TO BE DONE
Each entry should be quoted word for word, including every mark of punctuation.

** Begin INPUT **

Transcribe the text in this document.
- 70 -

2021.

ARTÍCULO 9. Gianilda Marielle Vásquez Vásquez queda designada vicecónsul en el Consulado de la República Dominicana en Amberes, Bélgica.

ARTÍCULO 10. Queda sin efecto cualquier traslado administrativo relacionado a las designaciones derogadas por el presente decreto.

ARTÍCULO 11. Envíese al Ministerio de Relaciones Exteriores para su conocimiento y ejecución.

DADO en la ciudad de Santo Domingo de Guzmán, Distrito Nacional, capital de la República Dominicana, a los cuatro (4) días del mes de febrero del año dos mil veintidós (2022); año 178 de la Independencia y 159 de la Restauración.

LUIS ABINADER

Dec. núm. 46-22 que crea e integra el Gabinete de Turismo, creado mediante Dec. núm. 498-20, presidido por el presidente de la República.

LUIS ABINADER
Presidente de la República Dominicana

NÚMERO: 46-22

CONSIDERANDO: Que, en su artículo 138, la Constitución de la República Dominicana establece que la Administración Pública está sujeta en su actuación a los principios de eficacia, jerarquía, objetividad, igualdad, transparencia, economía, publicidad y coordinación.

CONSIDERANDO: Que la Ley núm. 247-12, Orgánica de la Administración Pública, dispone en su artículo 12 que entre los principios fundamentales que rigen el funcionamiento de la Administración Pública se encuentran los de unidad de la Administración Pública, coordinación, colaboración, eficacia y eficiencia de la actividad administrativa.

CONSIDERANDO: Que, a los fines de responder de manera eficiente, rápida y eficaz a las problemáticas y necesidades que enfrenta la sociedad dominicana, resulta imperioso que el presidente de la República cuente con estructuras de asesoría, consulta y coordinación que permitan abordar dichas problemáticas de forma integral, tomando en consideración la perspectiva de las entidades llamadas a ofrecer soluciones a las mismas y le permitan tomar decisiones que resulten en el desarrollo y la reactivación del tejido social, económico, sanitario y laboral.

** End INPUT **

PROBLEM SOLUTION
Transcribe the text in this document.
- 70 -

2021.

ARTÍCULO 9. Gianilda Marielle Vásquez Vásquez queda designada vicecónsul en el Consulado de la República Dominicana en Amberes, Bélgica.

ARTÍCULO 10. Queda sin efecto cualquier traslado administrativo relacionado a las designaciones derogadas por el presente decreto.

ARTÍCULO 11. Envíese al Ministerio de Relaciones Exteriores para su conocimiento y ejecución.

DADO en la ciudad de Santo Domingo de Guzmán, Distrito Nacional, capital de la República Dominicana, a los cuatro (4) días del mes de febrero del año dos mil veintidós (2022); año 178 de la Independencia y 159 de la Restauración.

LUIS ABINADER

Dec. núm. 46-22 que crea e integra el Gabinete de Turismo, creado mediante Dec. núm. 498-20, presidido por el presidente de la República.

LUIS ABINADER
Presidente de la República Dominicana

NÚMERO: 46-22

CONSIDERANDO: Que, en su artículo 138, la Constitución de la República Dominicana establece que la Administración Pública está sujeta en su actuación a los principios de eficacia, jerarquía, objetividad, igualdad, transparencia, economía, publicidad y coordinación.

CONSIDERANDO: Que la Ley núm. 247-12, Orgánica de la Administración Pública, dispone en su artículo 12 que entre los principios fundamentales que rigen el funcionamiento de la Administración Pública se encuentran los de unidad de la Administración Pública, coordinación, colaboración, eficacia y eficiencia de la actividad administrativa.

CONSIDERANDO: Que, a los fines de responder de manera eficiente, rápida y eficaz a las problemáticas y necesidades que enfrenta la sociedad dominicana, resulta imperioso que el presidente de la República cuente con estructuras de asesoría, consulta y coordinación que permitan abordar dichas problemáticas de forma integral, tomando en consideración la perspectiva de las entidades llamadas a ofrecer soluciones a las mismas y le permitan tomar decisiones que resulten en el desarrollo y la reactivación del tejido social, económico, sanitario y laboral.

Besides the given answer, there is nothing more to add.